» **Data listing**
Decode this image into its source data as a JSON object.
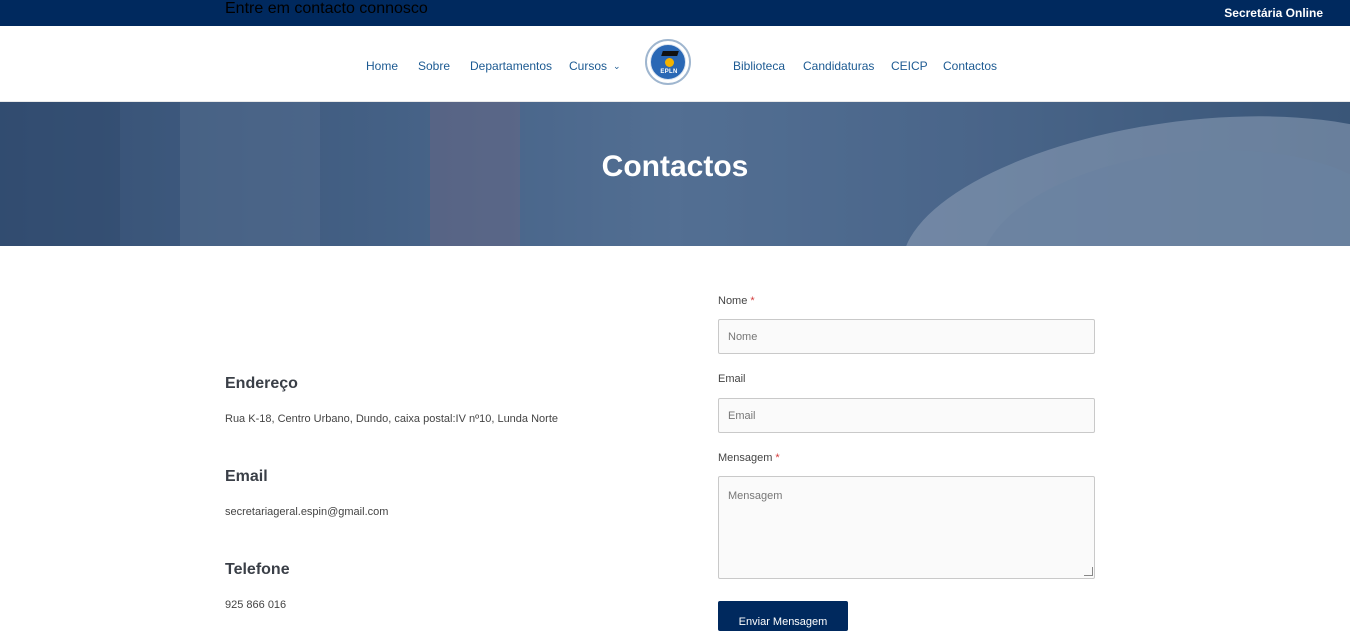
{
  "topbar": {
    "online_link": "Secretária Online"
  },
  "nav": {
    "left_items": [
      {
        "label": "Home"
      },
      {
        "label": "Sobre"
      },
      {
        "label": "Departamentos"
      },
      {
        "label": "Cursos"
      }
    ],
    "logo_text": "EPLN",
    "right_items": [
      {
        "label": "Biblioteca"
      },
      {
        "label": "Candidaturas"
      },
      {
        "label": "CEICP"
      },
      {
        "label": "Contactos"
      }
    ]
  },
  "hero": {
    "title": "Contactos"
  },
  "contact": {
    "intro": "Entre em contacto connosco",
    "address_heading": "Endereço",
    "address": "Rua K-18, Centro Urbano, Dundo, caixa postal:IV nº10, Lunda Norte",
    "email_heading": "Email",
    "email": "secretariageral.espin@gmail.com",
    "phone_heading": "Telefone",
    "phone": "925 866 016"
  },
  "form": {
    "name_label": "Nome",
    "name_required": "*",
    "name_placeholder": "Nome",
    "email_label": "Email",
    "email_placeholder": "Email",
    "message_label": "Mensagem",
    "message_required": "*",
    "message_placeholder": "Mensagem",
    "submit_label": "Enviar Mensagem"
  },
  "colors": {
    "primary": "#00295e",
    "link": "#1c5a92",
    "required": "#d33c3c"
  }
}
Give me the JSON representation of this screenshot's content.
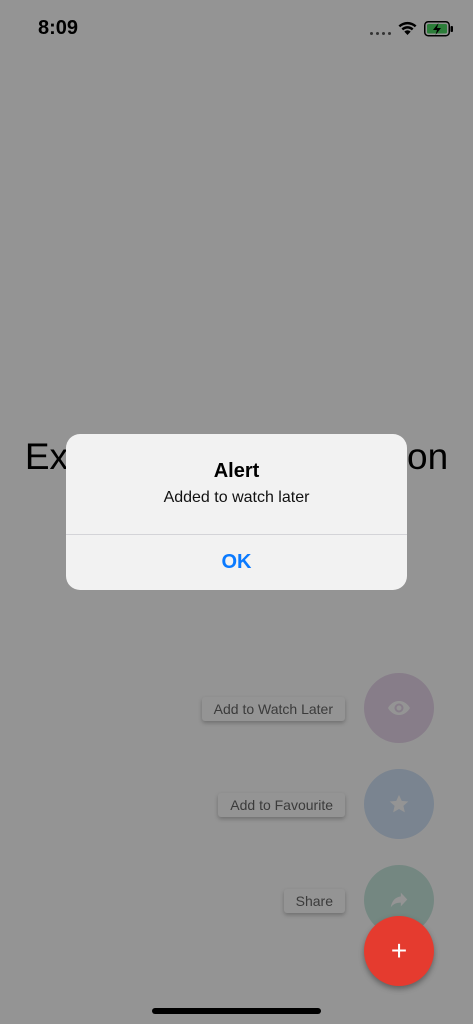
{
  "status_bar": {
    "time": "8:09",
    "wifi_icon": "wifi-icon",
    "battery_icon": "battery-charging-icon",
    "battery_color": "#4cd964"
  },
  "main": {
    "title_left": "Ex",
    "title_right": "on"
  },
  "speed_dial": {
    "items": [
      {
        "label": "Add to Watch Later",
        "icon": "eye-icon",
        "color": "#9b27af"
      },
      {
        "label": "Add to Favourite",
        "icon": "star-icon",
        "color": "#2196f3"
      },
      {
        "label": "Share",
        "icon": "share-icon",
        "color": "#23a37a"
      }
    ],
    "main_button": {
      "symbol": "+",
      "icon": "plus-icon",
      "color": "#e53b2f"
    }
  },
  "alert": {
    "title": "Alert",
    "message": "Added to watch later",
    "button_label": "OK",
    "button_color": "#0a7aff"
  }
}
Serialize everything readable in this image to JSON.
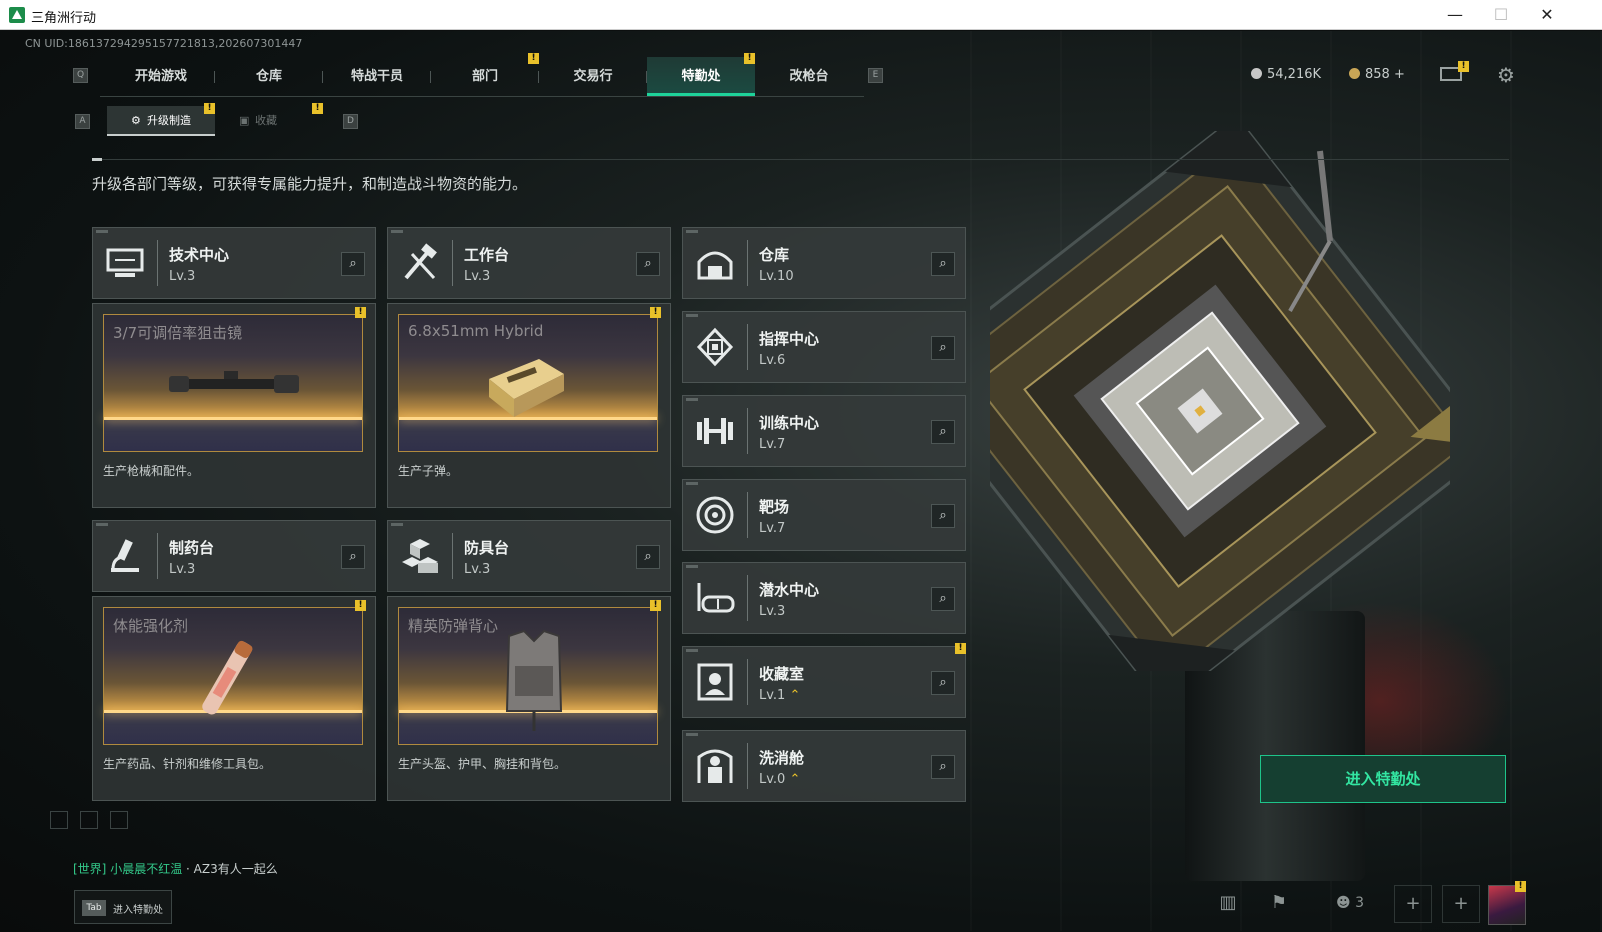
{
  "window": {
    "title": "三角洲行动",
    "minimize": "—",
    "maximize": "☐",
    "close": "✕"
  },
  "uid": "CN UID:18613729429515772181​3,20260730144​7",
  "nav": {
    "key_left": "Q",
    "key_right": "E",
    "tabs": [
      {
        "label": "开始游戏",
        "badge": ""
      },
      {
        "label": "仓库",
        "badge": ""
      },
      {
        "label": "特战干员",
        "badge": ""
      },
      {
        "label": "部门",
        "badge": "!"
      },
      {
        "label": "交易行",
        "badge": ""
      },
      {
        "label": "特勤处",
        "badge": "!"
      },
      {
        "label": "改枪台",
        "badge": ""
      }
    ]
  },
  "subnav": {
    "key_left": "A",
    "key_right": "D",
    "items": [
      {
        "label": "升级制造"
      },
      {
        "label": "收藏"
      }
    ]
  },
  "currency": {
    "silver": "54,216K",
    "gold": "858",
    "plus": "+"
  },
  "description": "升级各部门等级，可获得专属能力提升，和制造战斗物资的能力。",
  "departments": [
    {
      "name": "技术中心",
      "level": "Lv.3",
      "icon": "computer-icon"
    },
    {
      "name": "工作台",
      "level": "Lv.3",
      "icon": "tools-icon"
    },
    {
      "name": "制药台",
      "level": "Lv.3",
      "icon": "microscope-icon"
    },
    {
      "name": "防具台",
      "level": "Lv.3",
      "icon": "armor-blocks-icon"
    },
    {
      "name": "仓库",
      "level": "Lv.10",
      "icon": "warehouse-icon"
    },
    {
      "name": "指挥中心",
      "level": "Lv.6",
      "icon": "command-chip-icon"
    },
    {
      "name": "训练中心",
      "level": "Lv.7",
      "icon": "dumbbell-icon"
    },
    {
      "name": "靶场",
      "level": "Lv.7",
      "icon": "target-icon"
    },
    {
      "name": "潜水中心",
      "level": "Lv.3",
      "icon": "diving-mask-icon"
    },
    {
      "name": "收藏室",
      "level": "Lv.1",
      "icon": "bust-icon"
    },
    {
      "name": "洗消舱",
      "level": "Lv.0",
      "icon": "hazmat-icon"
    }
  ],
  "products": [
    {
      "item": "3/7可调倍率狙击镜",
      "text": "生产枪械和配件。"
    },
    {
      "item": "6.8x51mm Hybrid",
      "text": "生产子弹。"
    },
    {
      "item": "体能强化剂",
      "text": "生产药品、针剂和维修工具包。"
    },
    {
      "item": "精英防弹背心",
      "text": "生产头盔、护甲、胸挂和背包。"
    }
  ],
  "enter_button": "进入特勤处",
  "chat": {
    "channel": "[世界]",
    "user": "小晨晨不红温",
    "message": "·  AZ3有人一起么"
  },
  "tab_hint": {
    "key": "Tab",
    "label": "进入特勤处"
  },
  "bottom_bar": {
    "friends_count": "3"
  },
  "colors": {
    "accent": "#1ed39a",
    "badge": "#e9c12a",
    "product_glow": "#d29d47"
  }
}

» **Exercise goal**
Gather from the entries above all lines that include the string "Mensagem".

» **Task result**
    "message_label": "Mensagem",
    "message_placeholder": "Mensagem",
    "submit_label": "Enviar Mensagem"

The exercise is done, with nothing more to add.